Task prompt.
Give the data again, word for word.

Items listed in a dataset
▬▬▬▬▬▬

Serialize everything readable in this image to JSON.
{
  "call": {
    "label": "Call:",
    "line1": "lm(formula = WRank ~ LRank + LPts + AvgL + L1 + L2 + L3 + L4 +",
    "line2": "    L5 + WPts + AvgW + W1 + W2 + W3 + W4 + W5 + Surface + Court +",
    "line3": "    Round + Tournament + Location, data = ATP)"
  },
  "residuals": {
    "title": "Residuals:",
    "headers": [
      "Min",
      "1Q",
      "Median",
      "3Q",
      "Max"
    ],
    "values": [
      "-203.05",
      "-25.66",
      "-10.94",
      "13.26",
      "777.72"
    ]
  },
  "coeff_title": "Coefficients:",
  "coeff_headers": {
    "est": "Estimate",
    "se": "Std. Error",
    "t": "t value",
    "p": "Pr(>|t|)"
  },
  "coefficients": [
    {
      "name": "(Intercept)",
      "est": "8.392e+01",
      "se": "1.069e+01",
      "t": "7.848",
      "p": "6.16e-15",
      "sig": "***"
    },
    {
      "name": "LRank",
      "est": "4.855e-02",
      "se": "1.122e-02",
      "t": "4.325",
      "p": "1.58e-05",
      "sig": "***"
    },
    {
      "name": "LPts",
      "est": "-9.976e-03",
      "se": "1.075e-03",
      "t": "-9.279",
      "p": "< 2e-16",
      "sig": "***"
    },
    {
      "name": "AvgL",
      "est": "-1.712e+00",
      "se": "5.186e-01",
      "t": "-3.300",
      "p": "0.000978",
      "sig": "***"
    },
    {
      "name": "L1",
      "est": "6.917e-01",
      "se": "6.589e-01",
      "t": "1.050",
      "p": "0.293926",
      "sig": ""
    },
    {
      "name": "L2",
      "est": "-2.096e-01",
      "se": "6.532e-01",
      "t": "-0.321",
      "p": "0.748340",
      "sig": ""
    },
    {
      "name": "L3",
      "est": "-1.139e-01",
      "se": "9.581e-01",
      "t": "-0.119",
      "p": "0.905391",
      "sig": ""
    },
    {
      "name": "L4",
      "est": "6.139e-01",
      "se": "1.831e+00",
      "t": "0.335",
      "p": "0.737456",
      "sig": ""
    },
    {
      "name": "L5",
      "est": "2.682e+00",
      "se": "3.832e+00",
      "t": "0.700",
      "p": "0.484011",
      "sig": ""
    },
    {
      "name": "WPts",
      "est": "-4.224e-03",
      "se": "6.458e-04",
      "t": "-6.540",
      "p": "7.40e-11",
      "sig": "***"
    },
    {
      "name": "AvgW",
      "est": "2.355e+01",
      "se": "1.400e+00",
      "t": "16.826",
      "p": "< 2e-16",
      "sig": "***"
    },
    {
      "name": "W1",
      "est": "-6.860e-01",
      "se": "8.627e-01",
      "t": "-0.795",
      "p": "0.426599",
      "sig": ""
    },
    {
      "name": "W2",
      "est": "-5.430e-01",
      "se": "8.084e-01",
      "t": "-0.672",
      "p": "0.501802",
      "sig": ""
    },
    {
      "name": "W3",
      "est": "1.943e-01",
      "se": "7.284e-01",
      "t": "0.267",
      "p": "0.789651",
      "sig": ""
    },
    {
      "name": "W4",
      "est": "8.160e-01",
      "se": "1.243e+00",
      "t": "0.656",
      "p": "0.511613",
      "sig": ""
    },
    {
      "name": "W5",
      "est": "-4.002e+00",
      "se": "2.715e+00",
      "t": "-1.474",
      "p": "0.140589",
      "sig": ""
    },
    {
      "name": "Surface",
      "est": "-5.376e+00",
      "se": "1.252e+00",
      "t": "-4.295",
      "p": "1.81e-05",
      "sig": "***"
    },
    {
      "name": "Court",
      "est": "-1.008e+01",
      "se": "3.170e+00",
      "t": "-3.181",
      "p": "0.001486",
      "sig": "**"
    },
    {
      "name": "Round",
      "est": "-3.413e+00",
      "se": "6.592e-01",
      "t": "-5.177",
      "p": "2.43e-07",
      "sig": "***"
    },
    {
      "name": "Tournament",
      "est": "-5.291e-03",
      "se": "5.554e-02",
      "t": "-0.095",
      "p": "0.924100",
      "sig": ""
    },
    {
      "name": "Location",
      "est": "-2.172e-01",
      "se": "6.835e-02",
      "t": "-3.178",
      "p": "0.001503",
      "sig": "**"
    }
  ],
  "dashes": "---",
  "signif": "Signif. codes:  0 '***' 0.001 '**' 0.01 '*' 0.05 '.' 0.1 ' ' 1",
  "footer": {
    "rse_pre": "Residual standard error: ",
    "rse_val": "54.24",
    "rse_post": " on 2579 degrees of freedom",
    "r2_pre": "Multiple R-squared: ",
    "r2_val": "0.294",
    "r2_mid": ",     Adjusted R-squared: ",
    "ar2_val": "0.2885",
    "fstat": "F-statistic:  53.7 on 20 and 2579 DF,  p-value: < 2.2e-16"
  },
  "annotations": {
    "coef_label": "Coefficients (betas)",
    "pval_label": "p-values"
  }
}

▬▬▬▬▬▬

Finished exercise.
Serialize everything readable in this image to JSON.
{
  "call": {
    "label": "Call:",
    "line1": "lm(formula = WRank ~ LRank + LPts + AvgL + L1 + L2 + L3 + L4 +",
    "line2": "    L5 + WPts + AvgW + W1 + W2 + W3 + W4 + W5 + Surface + Court +",
    "line3": "    Round + Tournament + Location, data = ATP)"
  },
  "residuals": {
    "title": "Residuals:",
    "headers": [
      "Min",
      "1Q",
      "Median",
      "3Q",
      "Max"
    ],
    "values": [
      "-203.05",
      "-25.66",
      "-10.94",
      "13.26",
      "777.72"
    ]
  },
  "coeff_title": "Coefficients:",
  "coeff_headers": {
    "est": "Estimate",
    "se": "Std. Error",
    "t": "t value",
    "p": "Pr(>|t|)"
  },
  "coefficients": [
    {
      "name": "(Intercept)",
      "est": "8.392e+01",
      "se": "1.069e+01",
      "t": "7.848",
      "p": "6.16e-15",
      "sig": "***"
    },
    {
      "name": "LRank",
      "est": "4.855e-02",
      "se": "1.122e-02",
      "t": "4.325",
      "p": "1.58e-05",
      "sig": "***"
    },
    {
      "name": "LPts",
      "est": "-9.976e-03",
      "se": "1.075e-03",
      "t": "-9.279",
      "p": "< 2e-16",
      "sig": "***"
    },
    {
      "name": "AvgL",
      "est": "-1.712e+00",
      "se": "5.186e-01",
      "t": "-3.300",
      "p": "0.000978",
      "sig": "***"
    },
    {
      "name": "L1",
      "est": "6.917e-01",
      "se": "6.589e-01",
      "t": "1.050",
      "p": "0.293926",
      "sig": ""
    },
    {
      "name": "L2",
      "est": "-2.096e-01",
      "se": "6.532e-01",
      "t": "-0.321",
      "p": "0.748340",
      "sig": ""
    },
    {
      "name": "L3",
      "est": "-1.139e-01",
      "se": "9.581e-01",
      "t": "-0.119",
      "p": "0.905391",
      "sig": ""
    },
    {
      "name": "L4",
      "est": "6.139e-01",
      "se": "1.831e+00",
      "t": "0.335",
      "p": "0.737456",
      "sig": ""
    },
    {
      "name": "L5",
      "est": "2.682e+00",
      "se": "3.832e+00",
      "t": "0.700",
      "p": "0.484011",
      "sig": ""
    },
    {
      "name": "WPts",
      "est": "-4.224e-03",
      "se": "6.458e-04",
      "t": "-6.540",
      "p": "7.40e-11",
      "sig": "***"
    },
    {
      "name": "AvgW",
      "est": "2.355e+01",
      "se": "1.400e+00",
      "t": "16.826",
      "p": "< 2e-16",
      "sig": "***"
    },
    {
      "name": "W1",
      "est": "-6.860e-01",
      "se": "8.627e-01",
      "t": "-0.795",
      "p": "0.426599",
      "sig": ""
    },
    {
      "name": "W2",
      "est": "-5.430e-01",
      "se": "8.084e-01",
      "t": "-0.672",
      "p": "0.501802",
      "sig": ""
    },
    {
      "name": "W3",
      "est": "1.943e-01",
      "se": "7.284e-01",
      "t": "0.267",
      "p": "0.789651",
      "sig": ""
    },
    {
      "name": "W4",
      "est": "8.160e-01",
      "se": "1.243e+00",
      "t": "0.656",
      "p": "0.511613",
      "sig": ""
    },
    {
      "name": "W5",
      "est": "-4.002e+00",
      "se": "2.715e+00",
      "t": "-1.474",
      "p": "0.140589",
      "sig": ""
    },
    {
      "name": "Surface",
      "est": "-5.376e+00",
      "se": "1.252e+00",
      "t": "-4.295",
      "p": "1.81e-05",
      "sig": "***"
    },
    {
      "name": "Court",
      "est": "-1.008e+01",
      "se": "3.170e+00",
      "t": "-3.181",
      "p": "0.001486",
      "sig": "**"
    },
    {
      "name": "Round",
      "est": "-3.413e+00",
      "se": "6.592e-01",
      "t": "-5.177",
      "p": "2.43e-07",
      "sig": "***"
    },
    {
      "name": "Tournament",
      "est": "-5.291e-03",
      "se": "5.554e-02",
      "t": "-0.095",
      "p": "0.924100",
      "sig": ""
    },
    {
      "name": "Location",
      "est": "-2.172e-01",
      "se": "6.835e-02",
      "t": "-3.178",
      "p": "0.001503",
      "sig": "**"
    }
  ],
  "dashes": "---",
  "signif": "Signif. codes:  0 '***' 0.001 '**' 0.01 '*' 0.05 '.' 0.1 ' ' 1",
  "footer": {
    "rse_pre": "Residual standard error: ",
    "rse_val": "54.24",
    "rse_post": " on 2579 degrees of freedom",
    "r2_pre": "Multiple R-squared: ",
    "r2_val": "0.294",
    "r2_mid": ",     Adjusted R-squared: ",
    "ar2_val": "0.2885",
    "fstat": "F-statistic:  53.7 on 20 and 2579 DF,  p-value: < 2.2e-16"
  },
  "annotations": {
    "coef_label": "Coefficients (betas)",
    "pval_label": "p-values"
  }
}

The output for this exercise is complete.